What is needed: Everything in the data should be repeated exactly, save for the images.
[Start of Data to use]
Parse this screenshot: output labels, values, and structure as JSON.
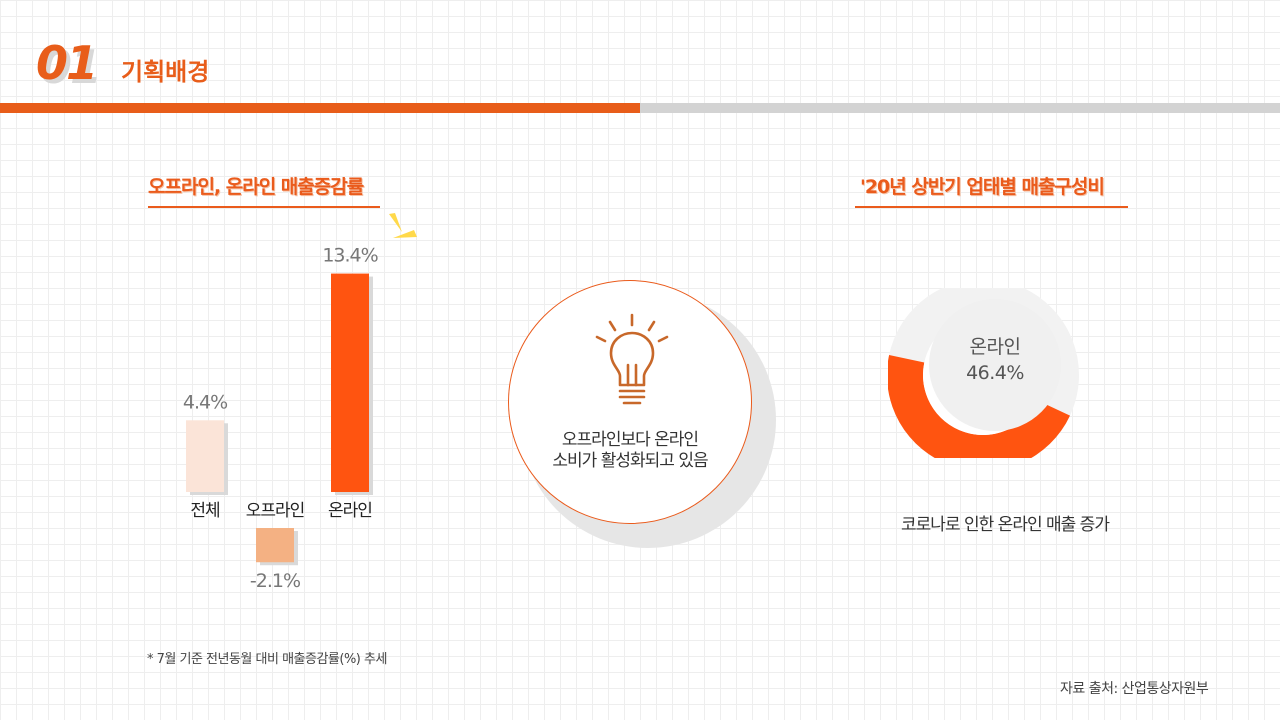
{
  "header": {
    "section_number": "01",
    "section_title": "기획배경"
  },
  "chart_data": [
    {
      "type": "bar",
      "title": "오프라인, 온라인 매출증감률",
      "categories": [
        "전체",
        "오프라인",
        "온라인"
      ],
      "values": [
        4.4,
        -2.1,
        13.4
      ],
      "value_labels": [
        "4.4%",
        "-2.1%",
        "13.4%"
      ],
      "colors": [
        "#fbe4d8",
        "#f4b183",
        "#ff5410"
      ],
      "ylim": [
        -3,
        14
      ],
      "grid": false,
      "note": "* 7월 기준 전년동월 대비 매출증감률(%) 추세"
    },
    {
      "type": "pie",
      "title": "'20년 상반기 업태별 매출구성비",
      "slices": [
        {
          "label": "온라인",
          "value": 46.4,
          "value_label": "46.4%",
          "color": "#ff5410"
        },
        {
          "label": "",
          "value": 53.6,
          "color": "#f2f2f2"
        }
      ],
      "caption": "코로나로 인한 온라인 매출 증가",
      "source": "자료 출처: 산업통상자원부"
    }
  ],
  "center_callout": {
    "icon": "lightbulb-icon",
    "line1": "오프라인보다 온라인",
    "line2": "소비가 활성화되고 있음"
  }
}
[End of Data to use]
Answer in full:
Parse this screenshot: output labels, values, and structure as JSON.
{
  "header": {
    "section_number": "01",
    "section_title": "기획배경"
  },
  "chart_data": [
    {
      "type": "bar",
      "title": "오프라인, 온라인 매출증감률",
      "categories": [
        "전체",
        "오프라인",
        "온라인"
      ],
      "values": [
        4.4,
        -2.1,
        13.4
      ],
      "value_labels": [
        "4.4%",
        "-2.1%",
        "13.4%"
      ],
      "colors": [
        "#fbe4d8",
        "#f4b183",
        "#ff5410"
      ],
      "ylim": [
        -3,
        14
      ],
      "grid": false,
      "note": "* 7월 기준 전년동월 대비 매출증감률(%) 추세"
    },
    {
      "type": "pie",
      "title": "'20년 상반기 업태별 매출구성비",
      "slices": [
        {
          "label": "온라인",
          "value": 46.4,
          "value_label": "46.4%",
          "color": "#ff5410"
        },
        {
          "label": "",
          "value": 53.6,
          "color": "#f2f2f2"
        }
      ],
      "caption": "코로나로 인한 온라인 매출 증가",
      "source": "자료 출처: 산업통상자원부"
    }
  ],
  "center_callout": {
    "icon": "lightbulb-icon",
    "line1": "오프라인보다 온라인",
    "line2": "소비가 활성화되고 있음"
  }
}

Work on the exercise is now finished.